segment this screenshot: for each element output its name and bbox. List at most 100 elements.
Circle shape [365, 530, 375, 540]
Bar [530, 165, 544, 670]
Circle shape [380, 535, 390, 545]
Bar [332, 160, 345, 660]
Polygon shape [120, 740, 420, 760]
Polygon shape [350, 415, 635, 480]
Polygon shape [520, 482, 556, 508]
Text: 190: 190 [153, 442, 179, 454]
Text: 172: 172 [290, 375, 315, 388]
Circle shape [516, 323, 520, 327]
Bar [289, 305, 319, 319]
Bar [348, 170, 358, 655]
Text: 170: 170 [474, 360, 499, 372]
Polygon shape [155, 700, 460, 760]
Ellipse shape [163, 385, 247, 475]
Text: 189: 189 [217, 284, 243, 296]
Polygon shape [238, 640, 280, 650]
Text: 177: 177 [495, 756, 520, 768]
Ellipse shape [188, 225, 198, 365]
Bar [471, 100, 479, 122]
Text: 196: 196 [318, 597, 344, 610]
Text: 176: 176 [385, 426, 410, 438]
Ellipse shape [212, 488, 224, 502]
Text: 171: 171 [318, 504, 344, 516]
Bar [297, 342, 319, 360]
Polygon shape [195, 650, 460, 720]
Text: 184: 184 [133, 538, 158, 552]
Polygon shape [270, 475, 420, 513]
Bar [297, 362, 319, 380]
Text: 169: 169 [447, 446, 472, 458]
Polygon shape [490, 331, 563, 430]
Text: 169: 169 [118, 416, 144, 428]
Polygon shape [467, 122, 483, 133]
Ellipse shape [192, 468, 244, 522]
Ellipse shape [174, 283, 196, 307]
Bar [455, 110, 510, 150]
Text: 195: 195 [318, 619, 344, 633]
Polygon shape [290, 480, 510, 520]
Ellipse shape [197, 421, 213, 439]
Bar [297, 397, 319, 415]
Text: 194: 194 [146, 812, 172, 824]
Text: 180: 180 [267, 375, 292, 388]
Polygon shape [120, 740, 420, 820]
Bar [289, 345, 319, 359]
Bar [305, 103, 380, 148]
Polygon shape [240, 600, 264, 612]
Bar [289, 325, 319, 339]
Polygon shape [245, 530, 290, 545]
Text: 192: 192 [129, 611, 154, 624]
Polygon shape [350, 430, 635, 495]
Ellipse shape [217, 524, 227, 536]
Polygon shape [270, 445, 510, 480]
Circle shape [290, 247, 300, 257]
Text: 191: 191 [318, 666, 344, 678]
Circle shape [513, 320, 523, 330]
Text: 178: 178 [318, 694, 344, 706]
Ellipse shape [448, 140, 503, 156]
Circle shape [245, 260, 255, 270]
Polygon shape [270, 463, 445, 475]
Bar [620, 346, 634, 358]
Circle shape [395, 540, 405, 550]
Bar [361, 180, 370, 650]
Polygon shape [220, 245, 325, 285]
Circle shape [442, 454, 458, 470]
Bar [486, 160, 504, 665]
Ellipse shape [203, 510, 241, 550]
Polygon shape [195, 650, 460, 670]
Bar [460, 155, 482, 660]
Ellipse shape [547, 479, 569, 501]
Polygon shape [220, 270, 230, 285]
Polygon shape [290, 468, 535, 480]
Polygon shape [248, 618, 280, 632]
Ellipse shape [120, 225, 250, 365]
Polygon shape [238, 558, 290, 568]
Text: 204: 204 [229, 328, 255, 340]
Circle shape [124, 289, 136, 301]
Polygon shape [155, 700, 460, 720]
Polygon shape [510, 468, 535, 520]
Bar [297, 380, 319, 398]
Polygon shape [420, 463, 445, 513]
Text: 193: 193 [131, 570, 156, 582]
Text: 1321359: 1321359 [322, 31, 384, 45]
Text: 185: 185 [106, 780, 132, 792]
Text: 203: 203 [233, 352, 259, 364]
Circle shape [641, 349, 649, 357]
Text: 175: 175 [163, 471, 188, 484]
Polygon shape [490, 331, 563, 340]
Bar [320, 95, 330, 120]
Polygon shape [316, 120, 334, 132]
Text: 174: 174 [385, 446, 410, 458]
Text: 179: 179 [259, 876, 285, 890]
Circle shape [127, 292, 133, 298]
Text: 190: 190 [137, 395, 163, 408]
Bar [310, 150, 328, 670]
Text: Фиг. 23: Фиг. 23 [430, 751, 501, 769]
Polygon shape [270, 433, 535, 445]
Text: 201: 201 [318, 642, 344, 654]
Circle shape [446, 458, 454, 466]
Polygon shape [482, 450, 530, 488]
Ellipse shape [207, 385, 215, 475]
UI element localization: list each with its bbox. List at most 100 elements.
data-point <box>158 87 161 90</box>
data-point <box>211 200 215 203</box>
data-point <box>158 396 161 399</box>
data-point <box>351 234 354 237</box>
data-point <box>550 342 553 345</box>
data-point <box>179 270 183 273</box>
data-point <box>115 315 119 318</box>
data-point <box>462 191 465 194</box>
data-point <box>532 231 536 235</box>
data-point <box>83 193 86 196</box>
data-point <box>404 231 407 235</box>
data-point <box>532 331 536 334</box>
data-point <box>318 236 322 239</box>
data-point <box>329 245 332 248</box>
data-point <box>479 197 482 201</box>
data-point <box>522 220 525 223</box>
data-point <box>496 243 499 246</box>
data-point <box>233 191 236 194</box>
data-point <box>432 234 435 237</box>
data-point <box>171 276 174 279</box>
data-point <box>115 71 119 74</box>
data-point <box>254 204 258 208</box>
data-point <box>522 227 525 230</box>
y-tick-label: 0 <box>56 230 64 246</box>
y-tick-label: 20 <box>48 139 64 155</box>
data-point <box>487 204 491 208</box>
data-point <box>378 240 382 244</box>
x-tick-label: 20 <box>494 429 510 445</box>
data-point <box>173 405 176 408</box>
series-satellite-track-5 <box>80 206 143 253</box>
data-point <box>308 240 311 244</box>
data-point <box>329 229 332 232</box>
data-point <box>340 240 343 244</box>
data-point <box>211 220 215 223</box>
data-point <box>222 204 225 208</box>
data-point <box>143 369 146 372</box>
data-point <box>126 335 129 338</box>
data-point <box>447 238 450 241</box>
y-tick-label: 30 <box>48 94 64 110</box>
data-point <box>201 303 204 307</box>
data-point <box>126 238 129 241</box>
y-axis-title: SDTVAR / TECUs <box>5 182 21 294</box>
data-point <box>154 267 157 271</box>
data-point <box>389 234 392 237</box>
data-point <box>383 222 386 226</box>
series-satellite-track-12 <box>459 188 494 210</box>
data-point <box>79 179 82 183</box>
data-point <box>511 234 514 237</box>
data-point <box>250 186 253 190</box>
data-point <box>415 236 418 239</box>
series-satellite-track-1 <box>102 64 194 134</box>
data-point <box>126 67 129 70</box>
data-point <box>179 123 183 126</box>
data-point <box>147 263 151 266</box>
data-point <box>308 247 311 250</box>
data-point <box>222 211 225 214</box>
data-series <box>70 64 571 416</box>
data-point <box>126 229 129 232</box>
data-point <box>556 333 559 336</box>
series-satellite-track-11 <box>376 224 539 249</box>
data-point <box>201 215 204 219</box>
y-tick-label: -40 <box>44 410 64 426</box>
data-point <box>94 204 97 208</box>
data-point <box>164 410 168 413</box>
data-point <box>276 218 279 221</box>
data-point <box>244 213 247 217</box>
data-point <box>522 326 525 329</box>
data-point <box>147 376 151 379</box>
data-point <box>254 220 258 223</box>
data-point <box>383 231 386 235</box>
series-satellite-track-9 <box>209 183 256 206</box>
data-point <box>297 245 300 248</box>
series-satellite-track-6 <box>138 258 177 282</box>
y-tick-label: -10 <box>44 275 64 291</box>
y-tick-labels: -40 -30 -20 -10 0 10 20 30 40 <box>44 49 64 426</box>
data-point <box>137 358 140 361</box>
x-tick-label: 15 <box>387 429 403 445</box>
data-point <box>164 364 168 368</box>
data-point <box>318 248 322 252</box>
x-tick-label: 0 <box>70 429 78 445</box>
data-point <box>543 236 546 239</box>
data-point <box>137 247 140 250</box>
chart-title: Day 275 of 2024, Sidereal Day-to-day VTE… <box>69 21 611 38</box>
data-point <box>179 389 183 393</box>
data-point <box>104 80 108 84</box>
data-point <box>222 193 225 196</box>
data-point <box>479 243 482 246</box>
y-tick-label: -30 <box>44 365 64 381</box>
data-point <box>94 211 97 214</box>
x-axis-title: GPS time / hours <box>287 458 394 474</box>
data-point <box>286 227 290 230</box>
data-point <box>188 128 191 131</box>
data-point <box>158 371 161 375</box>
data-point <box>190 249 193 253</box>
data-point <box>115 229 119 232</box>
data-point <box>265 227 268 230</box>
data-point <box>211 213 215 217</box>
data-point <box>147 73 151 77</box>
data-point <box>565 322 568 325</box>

== == ==

Objective:
Render the material above as a Markdown table with the columns Row and Material line. Start at its first line and end with the line containing "Text: 196: 196 [318, 597, 344, 610]", including both, and give each non-blank line its own numbered row.

Solution for this exercise:
| Row | Material line |
|---|---|
| 1 | segment this screenshot: for each element output its name and bbox. List at most 100 elements. |
| 2 | Circle shape [365, 530, 375, 540] |
| 3 | Bar [530, 165, 544, 670] |
| 4 | Circle shape [380, 535, 390, 545] |
| 5 | Bar [332, 160, 345, 660] |
| 6 | Polygon shape [120, 740, 420, 760] |
| 7 | Polygon shape [350, 415, 635, 480] |
| 8 | Polygon shape [520, 482, 556, 508] |
| 9 | Text: 190: 190 [153, 442, 179, 454] |
| 10 | Text: 172: 172 [290, 375, 315, 388] |
| 11 | Circle shape [516, 323, 520, 327] |
| 12 | Bar [289, 305, 319, 319] |
| 13 | Bar [348, 170, 358, 655] |
| 14 | Text: 170: 170 [474, 360, 499, 372] |
| 15 | Polygon shape [155, 700, 460, 760] |
| 16 | Ellipse shape [163, 385, 247, 475] |
| 17 | Text: 189: 189 [217, 284, 243, 296] |
| 18 | Polygon shape [238, 640, 280, 650] |
| 19 | Text: 177: 177 [495, 756, 520, 768] |
| 20 | Ellipse shape [188, 225, 198, 365] |
| 21 | Bar [471, 100, 479, 122] |
| 22 | Text: 196: 196 [318, 597, 344, 610] |